# STUDY QUESTIONS
1. How would you render this sentence from the passage on GE's wind blade research in Spanish: "GE was the first to develop lightweight composite fan blades for one of its largest commercial jet engines, the GE90, more than two decades ago."?
2. Can you pick up the passage on GE's wind blade research below and carry it on from its final sentence?

# TEXT SHOWN
┌────────

GE on Friday said it would support that research under the project announced by the DOE on Jan. 13. Todd Anderson, principal investigator at GE Research, noted the company will contribute a vast legacy of materials and composite research which stems from its Aviation division. “Through GE’s Research Lab, we literally have an entire business portfolio at Wind’s back,” he said.
GE was the first to develop lightweight composite fan blades for one of its largest commercial jet engines, the GE90, more than two decades ago. A GE Renewable Energy spokesperson explained to POWER that these blades (which are visible on the outside of the engine within the containment case) have provided a “deep” understanding of how composite materials behave and function in aerodynamic structures. “Today, with our business partners and leading national laboratories, we’re bringing that experience and more to deliver a more advanced wind blade to take wind power to the next level of cost and performance,” said Anderson.
Torben Jacobsen, senior director of Advanced Technology Systems and Chief Engineering at GE’s LM Wind Power subsidiary, said the DOE’s $4 million share of project funding would “accelerate” the wind turbine manufacturer’s advanced design and manufacturing program. “We look forward to work with our partners in this program and deliver tangible outcomes including the use of recyclable materials and reduced manufacturing waste,” Jacobsen said.
GE Actively Exploring 3D-Printed Concrete Bases
Matteo Bellucci, who heads GE Renewable Energy’s Advanced Manufacturing division, meanwhile, lauded the project’s potential boost to additive manufacturing, which he said GE Renewable Energy is actively exploring. In June 2020, the company partnered with global buildings material giant LafargeHolcim and COBOD International, a global 3D construction printing company, to co-develop wind turbines with optimized 3D-printed concrete bases that could reach record heights of up to 200 meters.

└────────

Recorded data:

┌────────

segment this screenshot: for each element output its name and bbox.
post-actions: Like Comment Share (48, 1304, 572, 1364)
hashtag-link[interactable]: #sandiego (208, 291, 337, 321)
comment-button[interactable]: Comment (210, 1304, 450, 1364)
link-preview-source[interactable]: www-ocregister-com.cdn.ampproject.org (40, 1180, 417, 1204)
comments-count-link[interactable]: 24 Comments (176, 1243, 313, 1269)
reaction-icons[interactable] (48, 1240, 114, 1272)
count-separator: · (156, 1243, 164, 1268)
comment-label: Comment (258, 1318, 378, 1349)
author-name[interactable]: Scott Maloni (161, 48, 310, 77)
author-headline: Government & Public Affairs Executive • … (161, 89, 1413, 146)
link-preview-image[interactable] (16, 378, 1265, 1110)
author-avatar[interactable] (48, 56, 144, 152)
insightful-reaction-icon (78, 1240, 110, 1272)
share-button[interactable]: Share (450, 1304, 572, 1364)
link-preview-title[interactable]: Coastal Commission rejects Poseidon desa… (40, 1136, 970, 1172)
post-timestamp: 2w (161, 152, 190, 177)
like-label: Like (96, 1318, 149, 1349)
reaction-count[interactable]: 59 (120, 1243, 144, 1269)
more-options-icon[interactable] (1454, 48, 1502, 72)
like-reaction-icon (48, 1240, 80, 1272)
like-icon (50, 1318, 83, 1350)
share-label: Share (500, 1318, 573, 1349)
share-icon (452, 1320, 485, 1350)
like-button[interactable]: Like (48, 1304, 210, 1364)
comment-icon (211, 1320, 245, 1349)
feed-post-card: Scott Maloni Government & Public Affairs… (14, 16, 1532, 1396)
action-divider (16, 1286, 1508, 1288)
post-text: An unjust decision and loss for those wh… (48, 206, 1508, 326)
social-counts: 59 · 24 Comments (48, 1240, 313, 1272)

└────────

# SOLVED TASKS
1. GE fue la primera en desarrollar álabes de ventilador ligeros de material compuesto para uno de sus mayores motores comerciales a reacción, el GE90, hace más de dos décadas.

2.
Traditionally built in steel or precast concrete, wind turbine towers are typically limited to a height of under 100 m because “the width of the base cannot exceed the 4.5-m diameter that can be transported by road, without excessive additional costs,” GE explained. “Printing a variable height base directly onsite with 3D-printed concrete technology will enable the construction of towers up to 150 to 200-m-tall. Typically, a 5-MW turbine at 80 m generates, yearly, 15.1 GWh. In comparison, the same turbine at 160 m would generate 20.2 GWh, or more than 33% extra power,” it said.
The three companies anticipate the partnership will produce “ultimately a wind turbine prototype with a printed pedestal, and a production-ready printer and materials range to scale up production. “ The companies noted the partnership already printed their first prototype—a 10-m high tower pedestal—in October 2019 in Copenhagen. “By exploring ways to economically develop taller towers that capture stronger winds, the three partners aim to generate more renewable energy per turbine,” they said.
Bellucci, who has said “3D printing is in GE’s DNA,” in June suggested GE is committed to taking full advantage of this technology both from the design flexibility it allows as well as for the logistic simplification it enables on such massive components.”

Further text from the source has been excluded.